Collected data
◆ ◆ ◆ ◆ ◆ ◆ ◆
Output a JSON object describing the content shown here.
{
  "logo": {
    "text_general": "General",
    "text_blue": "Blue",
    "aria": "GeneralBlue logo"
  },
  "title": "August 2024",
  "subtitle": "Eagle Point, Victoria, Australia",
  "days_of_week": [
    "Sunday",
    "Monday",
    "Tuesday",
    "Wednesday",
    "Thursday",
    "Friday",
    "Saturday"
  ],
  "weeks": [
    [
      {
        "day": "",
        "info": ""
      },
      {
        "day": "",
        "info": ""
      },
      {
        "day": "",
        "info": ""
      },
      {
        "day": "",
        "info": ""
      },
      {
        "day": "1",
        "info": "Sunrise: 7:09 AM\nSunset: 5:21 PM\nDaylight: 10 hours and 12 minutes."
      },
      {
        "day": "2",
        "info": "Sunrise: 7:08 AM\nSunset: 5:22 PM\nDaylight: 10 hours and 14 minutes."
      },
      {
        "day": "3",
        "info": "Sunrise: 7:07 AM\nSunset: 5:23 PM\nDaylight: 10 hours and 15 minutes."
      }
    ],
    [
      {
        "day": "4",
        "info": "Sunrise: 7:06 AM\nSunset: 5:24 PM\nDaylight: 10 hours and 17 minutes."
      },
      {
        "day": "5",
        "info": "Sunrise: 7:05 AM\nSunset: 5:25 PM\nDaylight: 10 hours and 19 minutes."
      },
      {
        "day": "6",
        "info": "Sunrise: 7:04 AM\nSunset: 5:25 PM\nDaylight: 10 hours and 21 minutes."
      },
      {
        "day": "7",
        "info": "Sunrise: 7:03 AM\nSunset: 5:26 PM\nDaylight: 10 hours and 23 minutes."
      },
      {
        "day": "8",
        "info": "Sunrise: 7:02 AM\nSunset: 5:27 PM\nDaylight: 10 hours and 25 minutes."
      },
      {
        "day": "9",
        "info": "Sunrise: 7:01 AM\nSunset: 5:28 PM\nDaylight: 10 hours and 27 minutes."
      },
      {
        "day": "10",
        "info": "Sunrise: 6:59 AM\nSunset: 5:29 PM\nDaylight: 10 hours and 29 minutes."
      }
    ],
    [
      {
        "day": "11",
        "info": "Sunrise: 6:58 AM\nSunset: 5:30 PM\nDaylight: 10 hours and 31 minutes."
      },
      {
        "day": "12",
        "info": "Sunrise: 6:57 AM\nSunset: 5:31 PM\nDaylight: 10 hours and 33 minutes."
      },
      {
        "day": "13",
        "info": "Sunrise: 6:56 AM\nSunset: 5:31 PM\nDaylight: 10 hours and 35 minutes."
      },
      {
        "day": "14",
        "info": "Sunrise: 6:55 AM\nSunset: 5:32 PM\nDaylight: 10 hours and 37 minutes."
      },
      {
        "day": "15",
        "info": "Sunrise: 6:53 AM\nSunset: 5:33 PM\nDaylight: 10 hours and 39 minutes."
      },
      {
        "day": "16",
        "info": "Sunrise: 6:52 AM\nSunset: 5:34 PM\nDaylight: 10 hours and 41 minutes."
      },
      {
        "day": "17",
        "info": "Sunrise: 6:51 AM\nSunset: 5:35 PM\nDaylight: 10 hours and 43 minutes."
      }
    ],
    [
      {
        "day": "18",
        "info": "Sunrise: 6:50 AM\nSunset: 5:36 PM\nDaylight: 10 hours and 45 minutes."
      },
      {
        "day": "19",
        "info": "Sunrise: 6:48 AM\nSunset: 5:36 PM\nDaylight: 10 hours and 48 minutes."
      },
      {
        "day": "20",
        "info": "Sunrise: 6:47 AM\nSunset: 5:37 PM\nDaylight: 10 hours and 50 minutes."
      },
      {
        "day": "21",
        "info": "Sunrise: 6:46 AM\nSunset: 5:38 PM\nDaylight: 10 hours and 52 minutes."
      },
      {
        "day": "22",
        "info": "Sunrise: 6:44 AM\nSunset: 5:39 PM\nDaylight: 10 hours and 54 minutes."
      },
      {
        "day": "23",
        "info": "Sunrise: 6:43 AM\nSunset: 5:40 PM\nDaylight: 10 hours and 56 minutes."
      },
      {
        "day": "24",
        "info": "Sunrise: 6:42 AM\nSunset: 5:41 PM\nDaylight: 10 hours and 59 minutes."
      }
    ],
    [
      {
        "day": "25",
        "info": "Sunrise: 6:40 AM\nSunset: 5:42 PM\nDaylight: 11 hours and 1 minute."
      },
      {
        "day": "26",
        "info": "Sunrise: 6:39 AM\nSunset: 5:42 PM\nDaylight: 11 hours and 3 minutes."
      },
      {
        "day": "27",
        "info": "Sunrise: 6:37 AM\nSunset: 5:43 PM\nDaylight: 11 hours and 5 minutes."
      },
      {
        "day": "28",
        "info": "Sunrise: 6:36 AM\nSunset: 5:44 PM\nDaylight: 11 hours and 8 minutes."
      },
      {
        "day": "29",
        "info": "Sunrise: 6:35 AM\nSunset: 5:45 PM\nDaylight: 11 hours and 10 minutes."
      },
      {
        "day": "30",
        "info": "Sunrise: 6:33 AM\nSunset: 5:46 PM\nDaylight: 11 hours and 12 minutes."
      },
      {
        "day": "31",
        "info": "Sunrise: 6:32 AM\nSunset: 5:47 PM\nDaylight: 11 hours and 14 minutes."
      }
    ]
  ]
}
◆ ◆ ◆ ◆ ◆ ◆ ◆
Every record should be given again exactly.

Output a JSON object describing the content shown here.
{
  "logo": {
    "text_general": "General",
    "text_blue": "Blue",
    "aria": "GeneralBlue logo"
  },
  "title": "August 2024",
  "subtitle": "Eagle Point, Victoria, Australia",
  "days_of_week": [
    "Sunday",
    "Monday",
    "Tuesday",
    "Wednesday",
    "Thursday",
    "Friday",
    "Saturday"
  ],
  "weeks": [
    [
      {
        "day": "",
        "info": ""
      },
      {
        "day": "",
        "info": ""
      },
      {
        "day": "",
        "info": ""
      },
      {
        "day": "",
        "info": ""
      },
      {
        "day": "1",
        "info": "Sunrise: 7:09 AM\nSunset: 5:21 PM\nDaylight: 10 hours and 12 minutes."
      },
      {
        "day": "2",
        "info": "Sunrise: 7:08 AM\nSunset: 5:22 PM\nDaylight: 10 hours and 14 minutes."
      },
      {
        "day": "3",
        "info": "Sunrise: 7:07 AM\nSunset: 5:23 PM\nDaylight: 10 hours and 15 minutes."
      }
    ],
    [
      {
        "day": "4",
        "info": "Sunrise: 7:06 AM\nSunset: 5:24 PM\nDaylight: 10 hours and 17 minutes."
      },
      {
        "day": "5",
        "info": "Sunrise: 7:05 AM\nSunset: 5:25 PM\nDaylight: 10 hours and 19 minutes."
      },
      {
        "day": "6",
        "info": "Sunrise: 7:04 AM\nSunset: 5:25 PM\nDaylight: 10 hours and 21 minutes."
      },
      {
        "day": "7",
        "info": "Sunrise: 7:03 AM\nSunset: 5:26 PM\nDaylight: 10 hours and 23 minutes."
      },
      {
        "day": "8",
        "info": "Sunrise: 7:02 AM\nSunset: 5:27 PM\nDaylight: 10 hours and 25 minutes."
      },
      {
        "day": "9",
        "info": "Sunrise: 7:01 AM\nSunset: 5:28 PM\nDaylight: 10 hours and 27 minutes."
      },
      {
        "day": "10",
        "info": "Sunrise: 6:59 AM\nSunset: 5:29 PM\nDaylight: 10 hours and 29 minutes."
      }
    ],
    [
      {
        "day": "11",
        "info": "Sunrise: 6:58 AM\nSunset: 5:30 PM\nDaylight: 10 hours and 31 minutes."
      },
      {
        "day": "12",
        "info": "Sunrise: 6:57 AM\nSunset: 5:31 PM\nDaylight: 10 hours and 33 minutes."
      },
      {
        "day": "13",
        "info": "Sunrise: 6:56 AM\nSunset: 5:31 PM\nDaylight: 10 hours and 35 minutes."
      },
      {
        "day": "14",
        "info": "Sunrise: 6:55 AM\nSunset: 5:32 PM\nDaylight: 10 hours and 37 minutes."
      },
      {
        "day": "15",
        "info": "Sunrise: 6:53 AM\nSunset: 5:33 PM\nDaylight: 10 hours and 39 minutes."
      },
      {
        "day": "16",
        "info": "Sunrise: 6:52 AM\nSunset: 5:34 PM\nDaylight: 10 hours and 41 minutes."
      },
      {
        "day": "17",
        "info": "Sunrise: 6:51 AM\nSunset: 5:35 PM\nDaylight: 10 hours and 43 minutes."
      }
    ],
    [
      {
        "day": "18",
        "info": "Sunrise: 6:50 AM\nSunset: 5:36 PM\nDaylight: 10 hours and 45 minutes."
      },
      {
        "day": "19",
        "info": "Sunrise: 6:48 AM\nSunset: 5:36 PM\nDaylight: 10 hours and 48 minutes."
      },
      {
        "day": "20",
        "info": "Sunrise: 6:47 AM\nSunset: 5:37 PM\nDaylight: 10 hours and 50 minutes."
      },
      {
        "day": "21",
        "info": "Sunrise: 6:46 AM\nSunset: 5:38 PM\nDaylight: 10 hours and 52 minutes."
      },
      {
        "day": "22",
        "info": "Sunrise: 6:44 AM\nSunset: 5:39 PM\nDaylight: 10 hours and 54 minutes."
      },
      {
        "day": "23",
        "info": "Sunrise: 6:43 AM\nSunset: 5:40 PM\nDaylight: 10 hours and 56 minutes."
      },
      {
        "day": "24",
        "info": "Sunrise: 6:42 AM\nSunset: 5:41 PM\nDaylight: 10 hours and 59 minutes."
      }
    ],
    [
      {
        "day": "25",
        "info": "Sunrise: 6:40 AM\nSunset: 5:42 PM\nDaylight: 11 hours and 1 minute."
      },
      {
        "day": "26",
        "info": "Sunrise: 6:39 AM\nSunset: 5:42 PM\nDaylight: 11 hours and 3 minutes."
      },
      {
        "day": "27",
        "info": "Sunrise: 6:37 AM\nSunset: 5:43 PM\nDaylight: 11 hours and 5 minutes."
      },
      {
        "day": "28",
        "info": "Sunrise: 6:36 AM\nSunset: 5:44 PM\nDaylight: 11 hours and 8 minutes."
      },
      {
        "day": "29",
        "info": "Sunrise: 6:35 AM\nSunset: 5:45 PM\nDaylight: 11 hours and 10 minutes."
      },
      {
        "day": "30",
        "info": "Sunrise: 6:33 AM\nSunset: 5:46 PM\nDaylight: 11 hours and 12 minutes."
      },
      {
        "day": "31",
        "info": "Sunrise: 6:32 AM\nSunset: 5:47 PM\nDaylight: 11 hours and 14 minutes."
      }
    ]
  ]
}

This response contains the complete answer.